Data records
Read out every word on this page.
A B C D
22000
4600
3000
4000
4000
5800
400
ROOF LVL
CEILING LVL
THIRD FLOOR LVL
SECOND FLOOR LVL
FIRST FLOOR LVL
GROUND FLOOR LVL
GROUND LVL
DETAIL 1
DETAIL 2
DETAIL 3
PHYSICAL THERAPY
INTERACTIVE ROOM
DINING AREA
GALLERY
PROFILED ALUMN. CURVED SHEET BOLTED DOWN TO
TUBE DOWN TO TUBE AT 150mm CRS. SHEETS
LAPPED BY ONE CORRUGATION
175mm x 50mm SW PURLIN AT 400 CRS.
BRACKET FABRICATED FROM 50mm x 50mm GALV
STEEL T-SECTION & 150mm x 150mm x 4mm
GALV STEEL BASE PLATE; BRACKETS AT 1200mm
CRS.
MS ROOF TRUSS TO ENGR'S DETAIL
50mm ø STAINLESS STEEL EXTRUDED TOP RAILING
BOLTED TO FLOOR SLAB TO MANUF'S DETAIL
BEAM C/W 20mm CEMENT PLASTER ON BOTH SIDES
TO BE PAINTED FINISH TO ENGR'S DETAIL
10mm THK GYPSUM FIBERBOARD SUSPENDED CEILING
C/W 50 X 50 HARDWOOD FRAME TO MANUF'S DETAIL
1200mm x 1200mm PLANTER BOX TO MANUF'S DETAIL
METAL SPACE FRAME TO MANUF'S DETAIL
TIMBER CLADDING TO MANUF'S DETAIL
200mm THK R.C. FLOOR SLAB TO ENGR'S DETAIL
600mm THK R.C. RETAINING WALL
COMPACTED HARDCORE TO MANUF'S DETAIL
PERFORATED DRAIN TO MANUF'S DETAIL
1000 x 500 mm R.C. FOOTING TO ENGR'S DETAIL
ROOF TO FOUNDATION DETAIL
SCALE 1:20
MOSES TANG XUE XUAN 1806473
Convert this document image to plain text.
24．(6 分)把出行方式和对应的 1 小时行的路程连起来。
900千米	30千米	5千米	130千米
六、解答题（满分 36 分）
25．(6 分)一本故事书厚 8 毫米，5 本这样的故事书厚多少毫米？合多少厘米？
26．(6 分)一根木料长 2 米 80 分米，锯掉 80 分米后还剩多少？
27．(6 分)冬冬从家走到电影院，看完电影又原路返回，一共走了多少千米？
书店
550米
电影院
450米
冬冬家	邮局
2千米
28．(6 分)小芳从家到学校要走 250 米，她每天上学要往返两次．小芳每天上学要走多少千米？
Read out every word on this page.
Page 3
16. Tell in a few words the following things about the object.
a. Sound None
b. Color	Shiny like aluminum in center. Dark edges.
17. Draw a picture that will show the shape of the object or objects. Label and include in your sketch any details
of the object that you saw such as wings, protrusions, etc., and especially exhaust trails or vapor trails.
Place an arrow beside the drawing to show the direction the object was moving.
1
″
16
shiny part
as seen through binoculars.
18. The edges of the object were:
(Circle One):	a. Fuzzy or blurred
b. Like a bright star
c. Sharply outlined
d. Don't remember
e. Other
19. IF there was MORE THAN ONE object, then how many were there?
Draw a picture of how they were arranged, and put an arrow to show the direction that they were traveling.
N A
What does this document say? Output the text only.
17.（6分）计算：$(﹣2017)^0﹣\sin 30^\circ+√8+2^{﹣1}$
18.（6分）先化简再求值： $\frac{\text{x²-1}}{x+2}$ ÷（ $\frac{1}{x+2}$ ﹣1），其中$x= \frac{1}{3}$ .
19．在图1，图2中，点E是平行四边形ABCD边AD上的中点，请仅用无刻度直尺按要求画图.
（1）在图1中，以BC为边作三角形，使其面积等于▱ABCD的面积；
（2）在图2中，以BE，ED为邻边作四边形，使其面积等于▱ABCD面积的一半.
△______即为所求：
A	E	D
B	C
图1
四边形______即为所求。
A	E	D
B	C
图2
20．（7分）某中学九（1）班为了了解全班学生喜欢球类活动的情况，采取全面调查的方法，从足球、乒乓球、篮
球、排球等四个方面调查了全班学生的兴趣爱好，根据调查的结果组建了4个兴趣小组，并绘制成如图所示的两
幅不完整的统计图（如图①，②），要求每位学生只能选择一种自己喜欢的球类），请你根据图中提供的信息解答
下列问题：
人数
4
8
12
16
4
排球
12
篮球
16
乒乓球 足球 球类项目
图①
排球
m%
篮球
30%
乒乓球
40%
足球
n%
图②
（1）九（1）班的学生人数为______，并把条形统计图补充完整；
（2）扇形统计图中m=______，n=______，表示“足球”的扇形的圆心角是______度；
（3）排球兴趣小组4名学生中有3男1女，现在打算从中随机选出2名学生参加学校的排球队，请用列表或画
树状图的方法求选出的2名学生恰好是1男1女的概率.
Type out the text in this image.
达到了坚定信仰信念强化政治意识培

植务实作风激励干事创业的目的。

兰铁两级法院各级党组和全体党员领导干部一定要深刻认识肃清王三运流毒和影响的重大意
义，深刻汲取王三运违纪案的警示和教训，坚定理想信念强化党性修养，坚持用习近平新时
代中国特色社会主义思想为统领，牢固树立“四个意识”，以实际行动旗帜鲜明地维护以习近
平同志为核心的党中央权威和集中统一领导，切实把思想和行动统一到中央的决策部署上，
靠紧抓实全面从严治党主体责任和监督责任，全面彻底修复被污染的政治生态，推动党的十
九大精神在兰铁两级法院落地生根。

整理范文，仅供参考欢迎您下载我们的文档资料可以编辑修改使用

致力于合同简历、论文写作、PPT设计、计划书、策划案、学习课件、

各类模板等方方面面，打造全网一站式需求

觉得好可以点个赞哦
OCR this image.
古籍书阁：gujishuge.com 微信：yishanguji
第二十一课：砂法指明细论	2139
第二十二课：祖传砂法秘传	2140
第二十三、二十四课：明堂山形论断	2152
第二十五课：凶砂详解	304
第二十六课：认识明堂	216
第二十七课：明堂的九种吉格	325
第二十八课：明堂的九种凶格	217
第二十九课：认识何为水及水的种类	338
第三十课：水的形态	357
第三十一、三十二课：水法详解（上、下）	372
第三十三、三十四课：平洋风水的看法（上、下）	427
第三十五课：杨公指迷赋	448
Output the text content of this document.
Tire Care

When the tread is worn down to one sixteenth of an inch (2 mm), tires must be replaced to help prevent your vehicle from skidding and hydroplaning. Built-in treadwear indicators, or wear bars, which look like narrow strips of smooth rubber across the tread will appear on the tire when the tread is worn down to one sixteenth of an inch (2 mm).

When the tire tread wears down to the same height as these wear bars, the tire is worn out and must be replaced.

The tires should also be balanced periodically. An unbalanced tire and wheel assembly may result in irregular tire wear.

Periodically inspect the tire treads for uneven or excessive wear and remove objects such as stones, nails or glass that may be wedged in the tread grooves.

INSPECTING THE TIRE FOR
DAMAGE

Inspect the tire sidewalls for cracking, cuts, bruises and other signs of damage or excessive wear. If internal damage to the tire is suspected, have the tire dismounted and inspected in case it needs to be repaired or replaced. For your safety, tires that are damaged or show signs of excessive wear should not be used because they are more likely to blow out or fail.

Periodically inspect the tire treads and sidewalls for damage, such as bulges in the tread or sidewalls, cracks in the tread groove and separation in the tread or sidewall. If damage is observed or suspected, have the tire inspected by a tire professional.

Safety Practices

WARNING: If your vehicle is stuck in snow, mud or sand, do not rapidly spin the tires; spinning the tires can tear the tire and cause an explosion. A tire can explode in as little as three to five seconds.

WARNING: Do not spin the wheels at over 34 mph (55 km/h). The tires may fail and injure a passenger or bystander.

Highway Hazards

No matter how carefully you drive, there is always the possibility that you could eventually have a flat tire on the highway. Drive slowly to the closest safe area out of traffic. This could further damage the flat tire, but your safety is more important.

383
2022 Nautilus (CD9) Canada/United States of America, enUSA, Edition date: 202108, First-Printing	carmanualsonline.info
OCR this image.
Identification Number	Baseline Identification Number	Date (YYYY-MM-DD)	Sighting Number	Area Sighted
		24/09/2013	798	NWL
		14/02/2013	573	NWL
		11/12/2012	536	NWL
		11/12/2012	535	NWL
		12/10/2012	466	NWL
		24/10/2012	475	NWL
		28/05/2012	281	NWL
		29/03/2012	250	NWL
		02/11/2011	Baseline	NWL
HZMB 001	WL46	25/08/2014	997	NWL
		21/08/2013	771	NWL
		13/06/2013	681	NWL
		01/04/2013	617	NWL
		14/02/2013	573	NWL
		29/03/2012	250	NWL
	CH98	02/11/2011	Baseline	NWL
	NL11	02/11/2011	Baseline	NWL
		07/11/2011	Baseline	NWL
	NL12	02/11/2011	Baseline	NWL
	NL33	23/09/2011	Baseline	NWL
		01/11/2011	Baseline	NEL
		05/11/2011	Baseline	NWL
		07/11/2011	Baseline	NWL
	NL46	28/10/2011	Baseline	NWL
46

§ Request
Only lines with "picture" are wanted here; list each of them.

§ Reply
17. Draw a picture that will show the shape of the object or objects. Label and include in your sketch any details
Draw a picture of how they were arranged, and put an arrow to show the direction that they were traveling.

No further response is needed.